* [THE DATA]
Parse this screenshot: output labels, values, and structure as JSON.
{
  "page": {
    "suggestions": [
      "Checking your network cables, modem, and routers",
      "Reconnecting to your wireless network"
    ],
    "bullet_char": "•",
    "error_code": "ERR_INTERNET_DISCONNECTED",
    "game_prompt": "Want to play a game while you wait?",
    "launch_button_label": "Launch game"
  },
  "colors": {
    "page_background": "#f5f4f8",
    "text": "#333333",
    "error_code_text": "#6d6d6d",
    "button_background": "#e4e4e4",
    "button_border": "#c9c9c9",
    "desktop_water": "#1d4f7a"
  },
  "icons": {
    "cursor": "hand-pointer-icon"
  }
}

...

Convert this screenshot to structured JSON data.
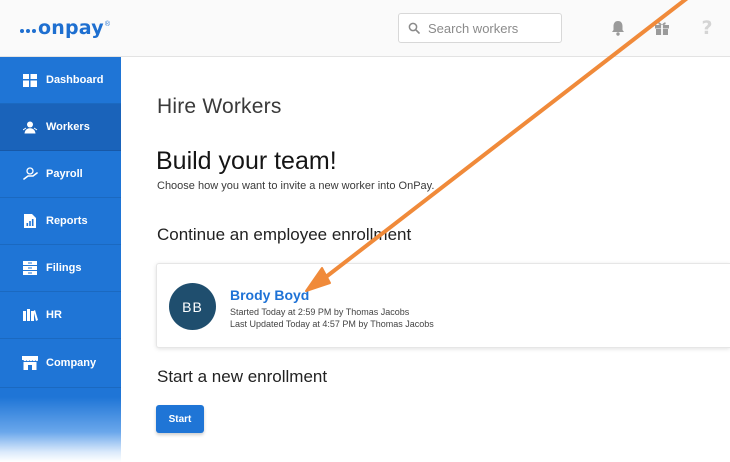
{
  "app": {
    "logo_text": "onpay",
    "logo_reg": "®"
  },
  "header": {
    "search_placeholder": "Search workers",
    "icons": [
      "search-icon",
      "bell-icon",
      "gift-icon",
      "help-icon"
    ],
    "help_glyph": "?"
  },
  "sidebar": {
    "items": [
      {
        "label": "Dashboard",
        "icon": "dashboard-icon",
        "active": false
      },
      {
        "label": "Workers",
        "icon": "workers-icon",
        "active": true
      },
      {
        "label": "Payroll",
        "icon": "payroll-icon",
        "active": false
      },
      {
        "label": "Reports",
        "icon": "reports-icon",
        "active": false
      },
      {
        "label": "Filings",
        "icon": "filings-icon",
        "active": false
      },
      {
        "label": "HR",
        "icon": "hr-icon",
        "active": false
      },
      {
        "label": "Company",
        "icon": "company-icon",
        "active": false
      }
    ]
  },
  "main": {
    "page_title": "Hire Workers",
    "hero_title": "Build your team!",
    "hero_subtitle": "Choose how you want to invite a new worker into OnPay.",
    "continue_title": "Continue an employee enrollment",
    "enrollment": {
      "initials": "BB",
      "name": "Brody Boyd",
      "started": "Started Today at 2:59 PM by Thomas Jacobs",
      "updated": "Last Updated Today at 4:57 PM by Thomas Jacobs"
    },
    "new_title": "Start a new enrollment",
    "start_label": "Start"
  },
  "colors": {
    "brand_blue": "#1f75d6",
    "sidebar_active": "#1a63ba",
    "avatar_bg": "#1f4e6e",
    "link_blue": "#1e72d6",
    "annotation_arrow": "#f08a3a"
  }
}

--

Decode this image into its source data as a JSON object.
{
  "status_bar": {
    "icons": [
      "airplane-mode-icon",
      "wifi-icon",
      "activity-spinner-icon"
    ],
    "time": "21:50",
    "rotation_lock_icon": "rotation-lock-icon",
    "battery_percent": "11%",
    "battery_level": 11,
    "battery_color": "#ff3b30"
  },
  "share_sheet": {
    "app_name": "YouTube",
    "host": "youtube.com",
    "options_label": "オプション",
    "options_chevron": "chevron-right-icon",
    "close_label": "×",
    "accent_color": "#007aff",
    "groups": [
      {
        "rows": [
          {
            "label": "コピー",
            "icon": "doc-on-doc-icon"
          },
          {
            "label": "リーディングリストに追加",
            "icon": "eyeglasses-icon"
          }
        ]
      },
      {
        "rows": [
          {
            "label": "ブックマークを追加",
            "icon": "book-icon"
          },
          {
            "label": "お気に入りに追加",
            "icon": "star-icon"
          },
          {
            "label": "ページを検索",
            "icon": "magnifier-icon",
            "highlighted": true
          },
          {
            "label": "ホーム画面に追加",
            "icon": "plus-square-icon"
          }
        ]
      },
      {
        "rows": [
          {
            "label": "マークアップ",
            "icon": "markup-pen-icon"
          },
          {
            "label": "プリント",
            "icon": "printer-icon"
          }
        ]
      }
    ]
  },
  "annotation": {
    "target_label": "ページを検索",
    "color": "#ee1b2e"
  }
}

* [BRIEF] Copy every line above that includes the string "game".

* [COMPLETED TASK]
    "game_prompt": "Want to play a game while you wait?",
    "launch_button_label": "Launch game"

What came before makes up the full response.